WHAT IS REQUIRED – Return all of the lines below exactly as they are.

LISTED RECORDS –

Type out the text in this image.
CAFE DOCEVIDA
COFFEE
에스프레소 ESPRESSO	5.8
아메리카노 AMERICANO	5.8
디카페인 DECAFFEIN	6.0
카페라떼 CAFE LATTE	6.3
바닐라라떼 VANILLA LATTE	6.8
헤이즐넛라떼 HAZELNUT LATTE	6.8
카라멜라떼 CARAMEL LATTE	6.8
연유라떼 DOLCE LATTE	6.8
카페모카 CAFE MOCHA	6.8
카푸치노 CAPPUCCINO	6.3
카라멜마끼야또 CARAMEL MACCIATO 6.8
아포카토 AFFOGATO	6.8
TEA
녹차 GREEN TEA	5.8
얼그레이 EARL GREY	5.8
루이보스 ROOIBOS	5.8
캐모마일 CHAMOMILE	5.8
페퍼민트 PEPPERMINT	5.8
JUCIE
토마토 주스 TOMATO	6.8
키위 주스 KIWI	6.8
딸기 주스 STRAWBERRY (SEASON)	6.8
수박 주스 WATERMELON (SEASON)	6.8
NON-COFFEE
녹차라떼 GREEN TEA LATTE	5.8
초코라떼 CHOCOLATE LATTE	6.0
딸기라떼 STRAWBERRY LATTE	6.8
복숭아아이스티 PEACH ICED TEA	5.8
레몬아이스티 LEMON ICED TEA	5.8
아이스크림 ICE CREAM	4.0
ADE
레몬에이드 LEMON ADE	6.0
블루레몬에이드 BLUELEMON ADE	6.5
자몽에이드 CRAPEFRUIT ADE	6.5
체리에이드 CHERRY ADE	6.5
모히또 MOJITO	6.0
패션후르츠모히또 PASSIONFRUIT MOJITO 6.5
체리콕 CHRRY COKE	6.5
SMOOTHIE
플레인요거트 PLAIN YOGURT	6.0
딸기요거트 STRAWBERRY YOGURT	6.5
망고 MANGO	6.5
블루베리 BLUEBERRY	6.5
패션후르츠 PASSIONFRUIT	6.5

EXERCISE SOLUTION –
Type out the text in this image.
CAFE DOCEVIDA
COFFEE
에스프레소 ESPRESSO	5.8
아메리카노 AMERICANO	5.8
디카페인 DECAFFEIN	6.0
카페라떼 CAFE LATTE	6.3
바닐라라떼 VANILLA LATTE	6.8
헤이즐넛라떼 HAZELNUT LATTE	6.8
카라멜라떼 CARAMEL LATTE	6.8
연유라떼 DOLCE LATTE	6.8
카페모카 CAFE MOCHA	6.8
카푸치노 CAPPUCCINO	6.3
카라멜마끼야또 CARAMEL MACCIATO 6.8
아포카토 AFFOGATO	6.8
TEA
녹차 GREEN TEA	5.8
얼그레이 EARL GREY	5.8
루이보스 ROOIBOS	5.8
캐모마일 CHAMOMILE	5.8
페퍼민트 PEPPERMINT	5.8
JUCIE
토마토 주스 TOMATO	6.8
키위 주스 KIWI	6.8
딸기 주스 STRAWBERRY (SEASON)	6.8
수박 주스 WATERMELON (SEASON)	6.8
NON-COFFEE
녹차라떼 GREEN TEA LATTE	5.8
초코라떼 CHOCOLATE LATTE	6.0
딸기라떼 STRAWBERRY LATTE	6.8
복숭아아이스티 PEACH ICED TEA	5.8
레몬아이스티 LEMON ICED TEA	5.8
아이스크림 ICE CREAM	4.0
ADE
레몬에이드 LEMON ADE	6.0
블루레몬에이드 BLUELEMON ADE	6.5
자몽에이드 CRAPEFRUIT ADE	6.5
체리에이드 CHERRY ADE	6.5
모히또 MOJITO	6.0
패션후르츠모히또 PASSIONFRUIT MOJITO 6.5
체리콕 CHRRY COKE	6.5
SMOOTHIE
플레인요거트 PLAIN YOGURT	6.0
딸기요거트 STRAWBERRY YOGURT	6.5
망고 MANGO	6.5
블루베리 BLUEBERRY	6.5
패션후르츠 PASSIONFRUIT	6.5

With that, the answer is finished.